[Start of SOURCE DATA]

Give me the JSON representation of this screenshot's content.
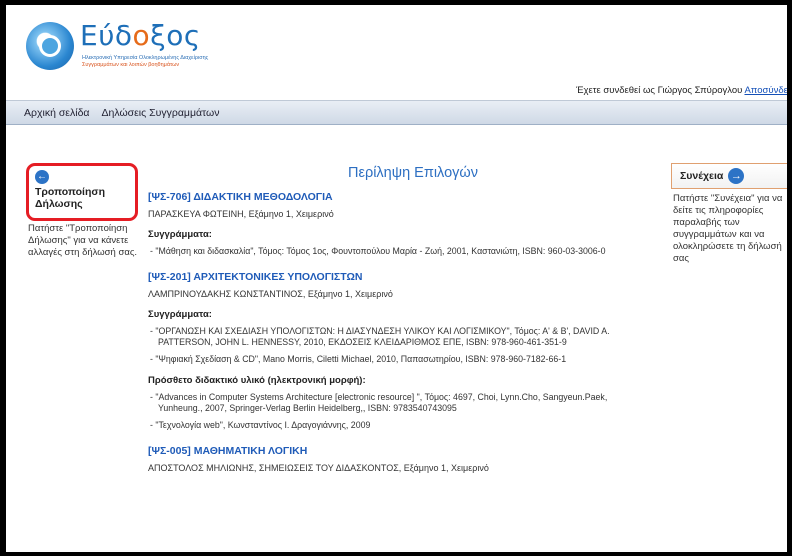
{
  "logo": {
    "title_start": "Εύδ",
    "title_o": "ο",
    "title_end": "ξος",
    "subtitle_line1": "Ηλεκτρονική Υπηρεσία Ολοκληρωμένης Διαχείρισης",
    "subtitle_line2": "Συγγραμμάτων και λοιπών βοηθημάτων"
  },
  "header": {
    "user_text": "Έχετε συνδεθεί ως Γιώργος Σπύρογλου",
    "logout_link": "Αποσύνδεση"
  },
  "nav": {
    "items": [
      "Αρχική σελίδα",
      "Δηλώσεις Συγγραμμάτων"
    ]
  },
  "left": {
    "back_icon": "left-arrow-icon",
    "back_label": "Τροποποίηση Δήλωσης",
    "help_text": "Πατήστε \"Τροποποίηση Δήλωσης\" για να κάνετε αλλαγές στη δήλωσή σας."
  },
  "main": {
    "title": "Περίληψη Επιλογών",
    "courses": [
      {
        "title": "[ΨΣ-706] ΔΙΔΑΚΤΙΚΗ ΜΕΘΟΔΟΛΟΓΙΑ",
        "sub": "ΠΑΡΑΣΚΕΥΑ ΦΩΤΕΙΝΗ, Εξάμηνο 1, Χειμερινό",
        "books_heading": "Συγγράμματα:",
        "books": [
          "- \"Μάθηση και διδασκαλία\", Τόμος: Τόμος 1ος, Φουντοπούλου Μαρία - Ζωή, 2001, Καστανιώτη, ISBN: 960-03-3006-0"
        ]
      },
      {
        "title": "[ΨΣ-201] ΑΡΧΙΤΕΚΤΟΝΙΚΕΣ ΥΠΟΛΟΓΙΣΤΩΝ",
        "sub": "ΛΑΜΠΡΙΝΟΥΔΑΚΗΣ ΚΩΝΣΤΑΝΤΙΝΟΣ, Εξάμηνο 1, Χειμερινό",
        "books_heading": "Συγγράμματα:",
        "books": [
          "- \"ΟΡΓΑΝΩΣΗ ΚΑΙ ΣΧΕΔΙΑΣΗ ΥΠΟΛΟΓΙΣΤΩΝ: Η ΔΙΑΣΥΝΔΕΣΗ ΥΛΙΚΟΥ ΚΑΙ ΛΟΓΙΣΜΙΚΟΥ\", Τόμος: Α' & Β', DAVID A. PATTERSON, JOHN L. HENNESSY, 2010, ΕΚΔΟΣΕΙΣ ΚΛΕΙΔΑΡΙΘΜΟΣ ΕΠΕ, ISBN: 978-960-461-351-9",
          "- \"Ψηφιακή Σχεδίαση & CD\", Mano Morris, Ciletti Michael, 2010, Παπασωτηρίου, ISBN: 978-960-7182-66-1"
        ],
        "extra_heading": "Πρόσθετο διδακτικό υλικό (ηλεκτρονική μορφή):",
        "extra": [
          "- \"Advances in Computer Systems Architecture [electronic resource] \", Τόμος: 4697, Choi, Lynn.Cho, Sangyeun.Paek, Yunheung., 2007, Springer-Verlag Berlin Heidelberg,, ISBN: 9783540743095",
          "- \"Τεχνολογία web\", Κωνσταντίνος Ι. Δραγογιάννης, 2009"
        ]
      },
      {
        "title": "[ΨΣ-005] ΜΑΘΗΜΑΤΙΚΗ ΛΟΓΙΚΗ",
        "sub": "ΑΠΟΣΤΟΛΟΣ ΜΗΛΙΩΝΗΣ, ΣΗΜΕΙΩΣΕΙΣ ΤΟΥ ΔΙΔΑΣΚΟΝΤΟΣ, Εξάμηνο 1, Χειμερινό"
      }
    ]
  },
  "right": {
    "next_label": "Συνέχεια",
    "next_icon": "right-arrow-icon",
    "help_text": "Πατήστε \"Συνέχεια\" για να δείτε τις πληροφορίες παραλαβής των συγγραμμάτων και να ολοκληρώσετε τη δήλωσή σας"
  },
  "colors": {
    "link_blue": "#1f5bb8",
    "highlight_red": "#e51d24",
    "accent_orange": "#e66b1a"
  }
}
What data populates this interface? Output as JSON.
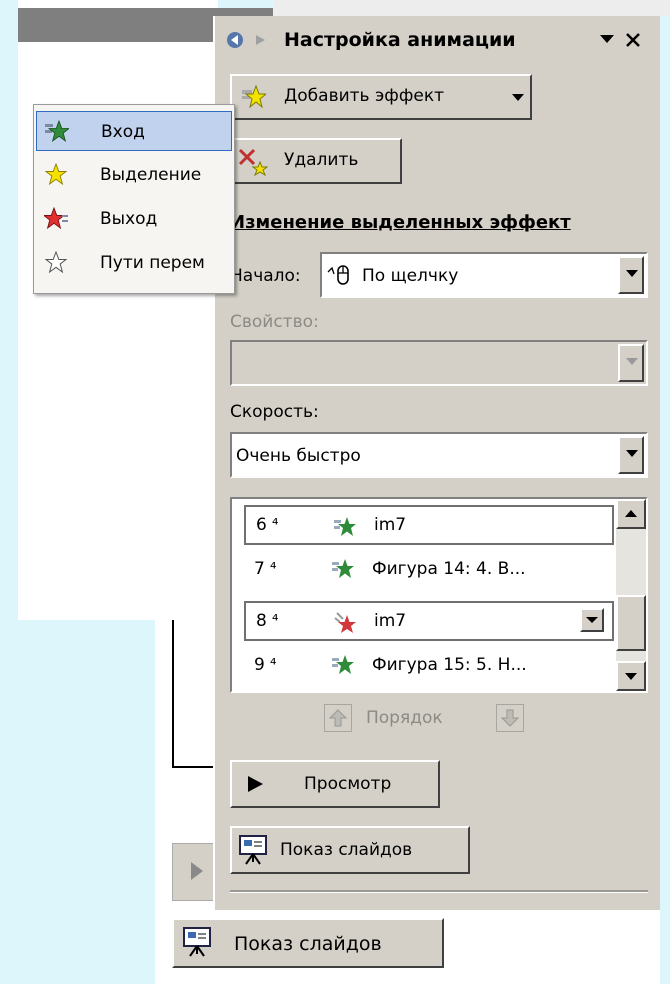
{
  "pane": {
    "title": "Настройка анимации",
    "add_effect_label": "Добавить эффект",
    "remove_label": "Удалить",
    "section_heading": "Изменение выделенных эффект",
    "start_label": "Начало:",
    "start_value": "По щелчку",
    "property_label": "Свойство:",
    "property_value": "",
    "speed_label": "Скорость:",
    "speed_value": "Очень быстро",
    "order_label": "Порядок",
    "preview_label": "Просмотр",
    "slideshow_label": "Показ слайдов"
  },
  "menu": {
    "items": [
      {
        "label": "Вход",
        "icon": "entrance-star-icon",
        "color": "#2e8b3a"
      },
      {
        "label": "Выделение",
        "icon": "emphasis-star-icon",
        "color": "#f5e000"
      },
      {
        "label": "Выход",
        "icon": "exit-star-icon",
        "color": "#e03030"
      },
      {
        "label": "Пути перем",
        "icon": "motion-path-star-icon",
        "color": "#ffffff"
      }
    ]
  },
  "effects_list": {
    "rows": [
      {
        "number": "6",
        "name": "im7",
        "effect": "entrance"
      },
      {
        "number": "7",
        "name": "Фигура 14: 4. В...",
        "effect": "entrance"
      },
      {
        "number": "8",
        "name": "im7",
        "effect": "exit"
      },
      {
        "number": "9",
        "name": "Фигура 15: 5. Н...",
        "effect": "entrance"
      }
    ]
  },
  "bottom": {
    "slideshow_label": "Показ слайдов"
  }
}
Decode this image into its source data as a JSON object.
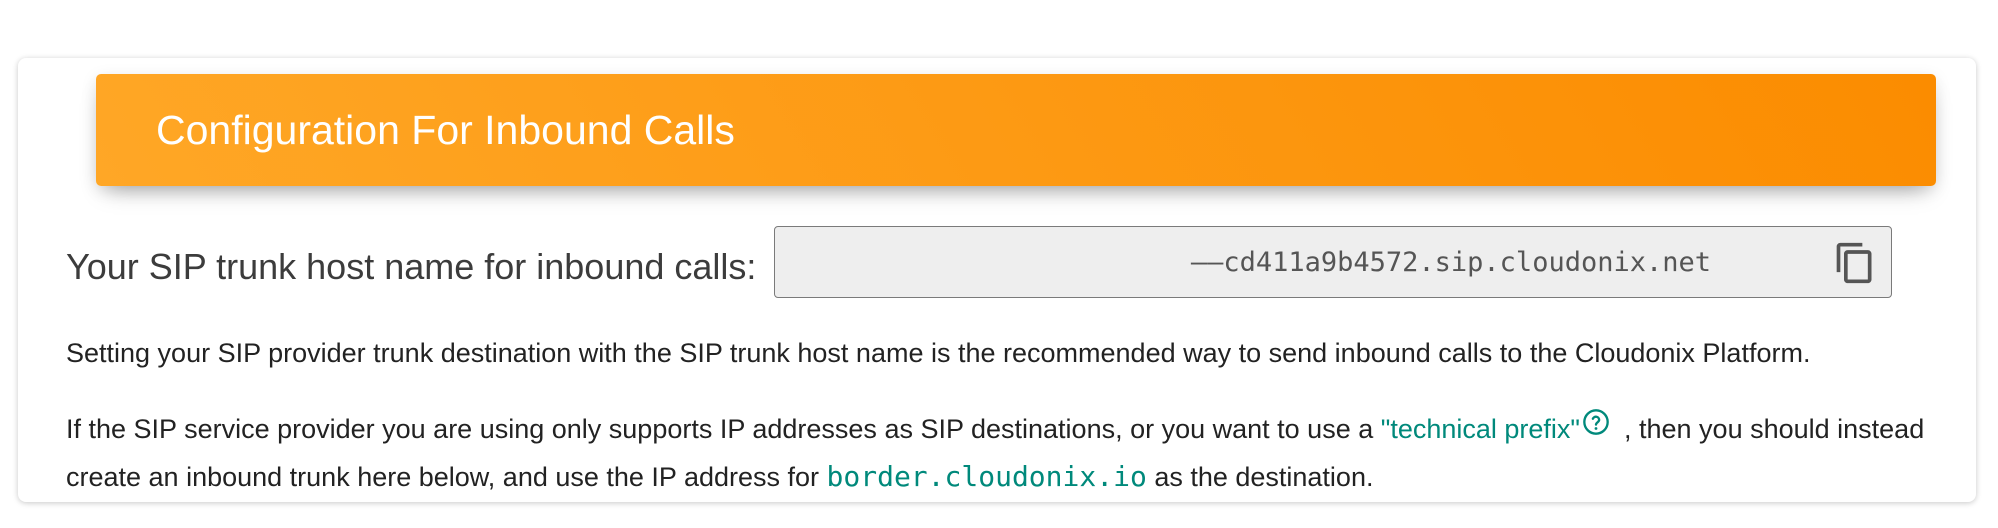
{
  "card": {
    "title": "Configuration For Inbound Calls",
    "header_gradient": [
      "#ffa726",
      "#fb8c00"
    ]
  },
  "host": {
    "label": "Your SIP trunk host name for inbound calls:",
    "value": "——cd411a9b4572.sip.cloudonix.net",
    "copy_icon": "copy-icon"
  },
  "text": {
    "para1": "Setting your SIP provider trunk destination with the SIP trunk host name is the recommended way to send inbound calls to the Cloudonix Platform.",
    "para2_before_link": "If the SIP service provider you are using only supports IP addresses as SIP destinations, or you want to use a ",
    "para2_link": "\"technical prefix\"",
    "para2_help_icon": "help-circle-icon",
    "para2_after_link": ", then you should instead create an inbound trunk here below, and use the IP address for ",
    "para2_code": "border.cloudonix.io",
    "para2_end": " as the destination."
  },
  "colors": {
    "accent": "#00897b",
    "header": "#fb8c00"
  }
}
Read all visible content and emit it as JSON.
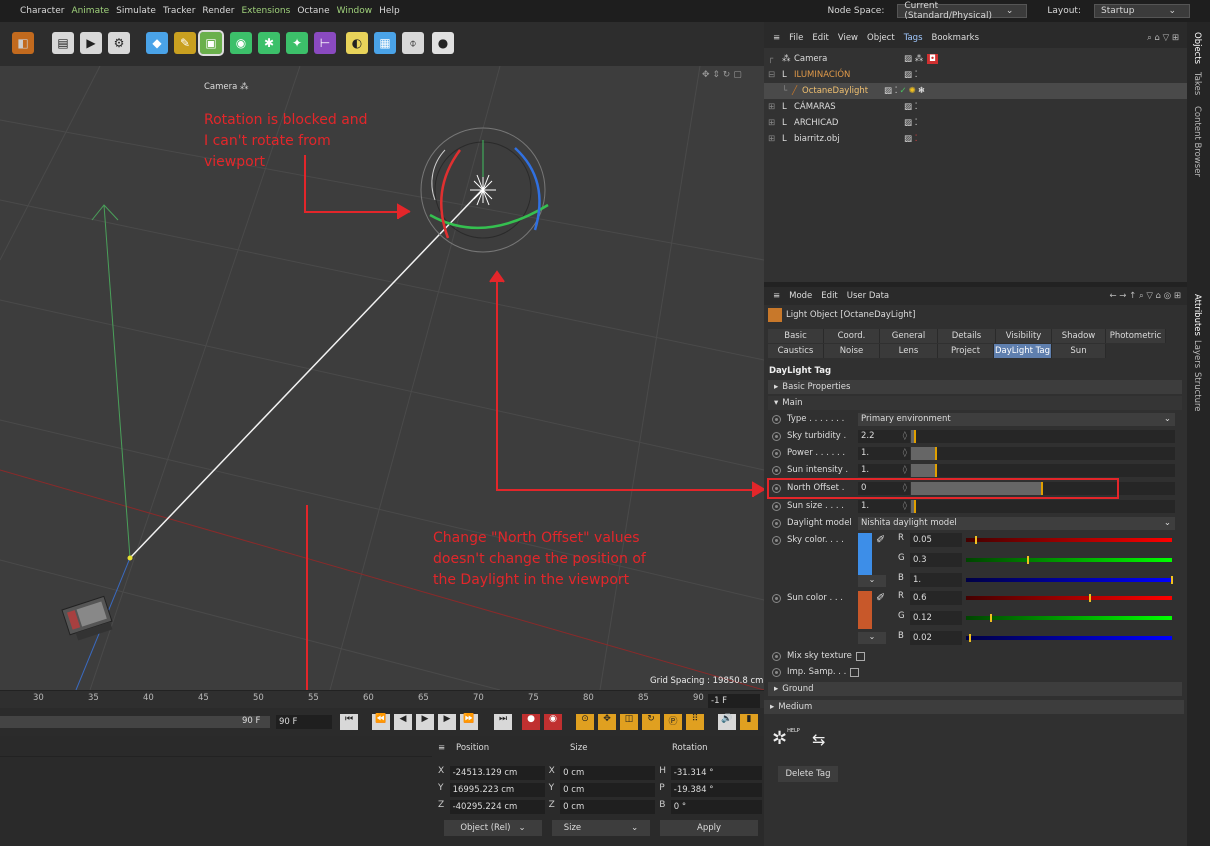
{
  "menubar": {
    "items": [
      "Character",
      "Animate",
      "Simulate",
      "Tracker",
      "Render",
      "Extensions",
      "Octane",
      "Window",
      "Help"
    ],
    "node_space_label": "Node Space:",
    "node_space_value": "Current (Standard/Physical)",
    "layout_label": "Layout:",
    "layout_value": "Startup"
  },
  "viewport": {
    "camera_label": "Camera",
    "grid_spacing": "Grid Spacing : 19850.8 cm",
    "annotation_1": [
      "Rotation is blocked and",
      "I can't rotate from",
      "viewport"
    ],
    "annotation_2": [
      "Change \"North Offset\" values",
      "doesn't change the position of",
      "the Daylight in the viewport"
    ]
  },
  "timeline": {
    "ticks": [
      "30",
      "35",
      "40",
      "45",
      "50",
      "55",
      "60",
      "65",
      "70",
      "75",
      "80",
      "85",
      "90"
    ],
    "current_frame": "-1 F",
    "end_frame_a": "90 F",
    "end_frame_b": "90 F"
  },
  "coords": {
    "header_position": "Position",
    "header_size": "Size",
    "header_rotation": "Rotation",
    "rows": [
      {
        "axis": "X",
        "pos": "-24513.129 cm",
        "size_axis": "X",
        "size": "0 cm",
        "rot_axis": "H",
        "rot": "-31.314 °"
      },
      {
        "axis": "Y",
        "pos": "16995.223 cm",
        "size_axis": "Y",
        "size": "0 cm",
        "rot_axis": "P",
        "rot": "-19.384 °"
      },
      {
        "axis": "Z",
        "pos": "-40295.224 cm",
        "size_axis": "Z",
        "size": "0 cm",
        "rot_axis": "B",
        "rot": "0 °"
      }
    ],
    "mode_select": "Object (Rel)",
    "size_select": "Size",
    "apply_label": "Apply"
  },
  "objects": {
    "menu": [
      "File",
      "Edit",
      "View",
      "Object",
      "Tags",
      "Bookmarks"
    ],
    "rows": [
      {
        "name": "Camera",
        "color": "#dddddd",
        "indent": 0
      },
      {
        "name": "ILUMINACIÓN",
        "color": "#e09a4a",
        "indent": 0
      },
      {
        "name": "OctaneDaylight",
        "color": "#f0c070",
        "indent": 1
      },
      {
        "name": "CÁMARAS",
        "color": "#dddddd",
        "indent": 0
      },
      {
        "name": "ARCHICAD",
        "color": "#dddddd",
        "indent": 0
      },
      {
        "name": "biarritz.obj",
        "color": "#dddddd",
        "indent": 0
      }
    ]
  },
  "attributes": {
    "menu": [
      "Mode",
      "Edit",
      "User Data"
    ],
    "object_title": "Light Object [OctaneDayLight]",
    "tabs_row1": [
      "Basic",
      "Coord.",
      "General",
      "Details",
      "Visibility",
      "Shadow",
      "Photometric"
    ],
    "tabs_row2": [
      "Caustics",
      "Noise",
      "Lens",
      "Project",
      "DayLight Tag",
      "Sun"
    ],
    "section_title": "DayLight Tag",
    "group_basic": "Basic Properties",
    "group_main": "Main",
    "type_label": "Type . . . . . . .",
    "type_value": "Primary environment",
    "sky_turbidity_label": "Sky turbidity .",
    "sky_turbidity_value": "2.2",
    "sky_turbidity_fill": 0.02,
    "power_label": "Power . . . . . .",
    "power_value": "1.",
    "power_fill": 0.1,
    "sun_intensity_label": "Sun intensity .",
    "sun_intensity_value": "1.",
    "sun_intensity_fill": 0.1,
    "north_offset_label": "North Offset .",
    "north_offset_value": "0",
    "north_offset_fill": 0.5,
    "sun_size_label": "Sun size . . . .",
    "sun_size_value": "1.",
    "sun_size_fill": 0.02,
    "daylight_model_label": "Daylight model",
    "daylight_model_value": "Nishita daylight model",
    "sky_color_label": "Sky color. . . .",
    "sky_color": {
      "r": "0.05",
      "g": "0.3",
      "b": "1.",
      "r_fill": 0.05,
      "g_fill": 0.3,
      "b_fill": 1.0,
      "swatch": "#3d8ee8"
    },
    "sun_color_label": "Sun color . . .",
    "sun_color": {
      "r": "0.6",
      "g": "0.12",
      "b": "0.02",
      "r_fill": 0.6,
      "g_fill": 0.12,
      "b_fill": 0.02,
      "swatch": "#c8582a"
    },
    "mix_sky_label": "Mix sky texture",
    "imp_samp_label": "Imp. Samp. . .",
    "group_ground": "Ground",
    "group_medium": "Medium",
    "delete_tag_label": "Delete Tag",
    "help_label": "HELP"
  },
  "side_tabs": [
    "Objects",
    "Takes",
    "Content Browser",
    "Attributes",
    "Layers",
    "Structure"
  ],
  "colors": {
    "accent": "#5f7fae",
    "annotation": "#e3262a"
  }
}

[End of SOURCE DATA]

### BRIEF
Lines that hold the word "Πατήστε" are the ones to return, every one of them.

### THE COMPLETED TASK
    "help_text": "Πατήστε \"Τροποποίηση Δήλωσης\" για να κάνετε αλλαγές στη δήλωσή σας."
    "help_text": "Πατήστε \"Συνέχεια\" για να δείτε τις πληροφορίες παραλαβής των συγγραμμάτων και να ολοκληρώσετε τη δήλωσή σας"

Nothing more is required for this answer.